(Extracted data entries)
----------

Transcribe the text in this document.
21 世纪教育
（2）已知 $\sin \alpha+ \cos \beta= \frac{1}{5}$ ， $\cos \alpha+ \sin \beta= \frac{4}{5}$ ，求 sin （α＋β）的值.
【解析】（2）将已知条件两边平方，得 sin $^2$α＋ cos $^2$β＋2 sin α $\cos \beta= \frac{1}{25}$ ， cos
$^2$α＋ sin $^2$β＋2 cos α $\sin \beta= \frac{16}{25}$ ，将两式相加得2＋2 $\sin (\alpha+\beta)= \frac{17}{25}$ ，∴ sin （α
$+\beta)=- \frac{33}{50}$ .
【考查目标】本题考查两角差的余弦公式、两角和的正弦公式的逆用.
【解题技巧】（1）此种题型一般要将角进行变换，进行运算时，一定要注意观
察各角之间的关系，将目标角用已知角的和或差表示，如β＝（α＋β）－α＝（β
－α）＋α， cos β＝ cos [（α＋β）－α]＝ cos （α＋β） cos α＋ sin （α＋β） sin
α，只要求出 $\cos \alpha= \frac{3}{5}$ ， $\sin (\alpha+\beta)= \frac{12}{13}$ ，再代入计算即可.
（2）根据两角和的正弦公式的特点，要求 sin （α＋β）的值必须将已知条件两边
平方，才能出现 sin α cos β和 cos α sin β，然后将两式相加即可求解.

----------

__Written instruction__
Copy out all lines that carry the word "alpha".

__Full answer__
（2）已知 $\sin \alpha+ \cos \beta= \frac{1}{5}$ ， $\cos \alpha+ \sin \beta= \frac{4}{5}$ ，求 sin （α＋β）的值.
$^2$α＋ sin $^2$β＋2 cos α $\sin \beta= \frac{16}{25}$ ，将两式相加得2＋2 $\sin (\alpha+\beta)= \frac{17}{25}$ ，∴ sin （α
α，只要求出 $\cos \alpha= \frac{3}{5}$ ， $\sin (\alpha+\beta)= \frac{12}{13}$ ，再代入计算即可.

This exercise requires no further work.